(Extracted data entries)
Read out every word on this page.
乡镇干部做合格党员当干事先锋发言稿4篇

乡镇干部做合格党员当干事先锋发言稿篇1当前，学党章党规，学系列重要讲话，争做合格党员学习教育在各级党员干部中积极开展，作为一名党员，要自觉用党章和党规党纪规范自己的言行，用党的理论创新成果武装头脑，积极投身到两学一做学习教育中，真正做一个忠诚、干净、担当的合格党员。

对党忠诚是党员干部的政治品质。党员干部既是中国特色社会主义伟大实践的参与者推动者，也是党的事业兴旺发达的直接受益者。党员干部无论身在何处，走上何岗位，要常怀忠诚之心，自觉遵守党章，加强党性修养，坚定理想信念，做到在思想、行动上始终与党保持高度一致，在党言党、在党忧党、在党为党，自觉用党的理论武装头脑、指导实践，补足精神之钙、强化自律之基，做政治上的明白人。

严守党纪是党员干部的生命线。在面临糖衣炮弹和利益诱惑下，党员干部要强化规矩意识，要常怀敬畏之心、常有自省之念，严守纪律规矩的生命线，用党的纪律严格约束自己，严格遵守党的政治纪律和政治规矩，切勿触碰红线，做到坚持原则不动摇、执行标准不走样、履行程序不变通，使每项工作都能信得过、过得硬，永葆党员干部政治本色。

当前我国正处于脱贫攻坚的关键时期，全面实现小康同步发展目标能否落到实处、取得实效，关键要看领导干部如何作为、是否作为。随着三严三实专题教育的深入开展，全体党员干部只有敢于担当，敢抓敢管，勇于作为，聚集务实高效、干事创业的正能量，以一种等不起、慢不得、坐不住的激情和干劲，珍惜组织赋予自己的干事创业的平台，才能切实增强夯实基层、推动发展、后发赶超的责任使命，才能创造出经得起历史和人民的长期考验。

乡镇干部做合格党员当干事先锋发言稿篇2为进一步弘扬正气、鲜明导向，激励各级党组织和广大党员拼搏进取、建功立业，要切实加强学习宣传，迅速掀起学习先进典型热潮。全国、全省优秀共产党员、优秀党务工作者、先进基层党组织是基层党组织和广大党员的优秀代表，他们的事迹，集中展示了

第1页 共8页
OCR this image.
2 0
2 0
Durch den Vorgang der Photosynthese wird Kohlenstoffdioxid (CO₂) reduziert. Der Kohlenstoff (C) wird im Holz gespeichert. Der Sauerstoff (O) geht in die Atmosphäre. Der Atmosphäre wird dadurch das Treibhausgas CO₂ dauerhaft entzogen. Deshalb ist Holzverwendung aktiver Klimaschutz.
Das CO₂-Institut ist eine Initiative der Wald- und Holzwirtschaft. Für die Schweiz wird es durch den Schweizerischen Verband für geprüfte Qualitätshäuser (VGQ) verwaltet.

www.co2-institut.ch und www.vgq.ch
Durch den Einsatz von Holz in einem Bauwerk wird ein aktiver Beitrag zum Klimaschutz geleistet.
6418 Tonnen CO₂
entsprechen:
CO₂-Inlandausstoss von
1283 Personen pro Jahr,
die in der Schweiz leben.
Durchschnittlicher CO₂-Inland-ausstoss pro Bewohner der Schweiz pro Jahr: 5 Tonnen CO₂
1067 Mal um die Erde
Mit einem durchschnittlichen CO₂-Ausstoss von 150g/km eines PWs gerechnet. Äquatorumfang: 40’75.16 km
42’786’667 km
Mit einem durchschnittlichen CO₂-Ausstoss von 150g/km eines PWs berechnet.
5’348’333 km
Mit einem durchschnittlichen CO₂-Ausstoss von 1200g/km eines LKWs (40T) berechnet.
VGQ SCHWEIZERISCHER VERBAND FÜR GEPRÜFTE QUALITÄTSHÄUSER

**AIM**
Scan the material above for the word "this". Copy each line where it occurs.

**THE COMPLETED TASK**
Read out every word on this page.
OCR this image.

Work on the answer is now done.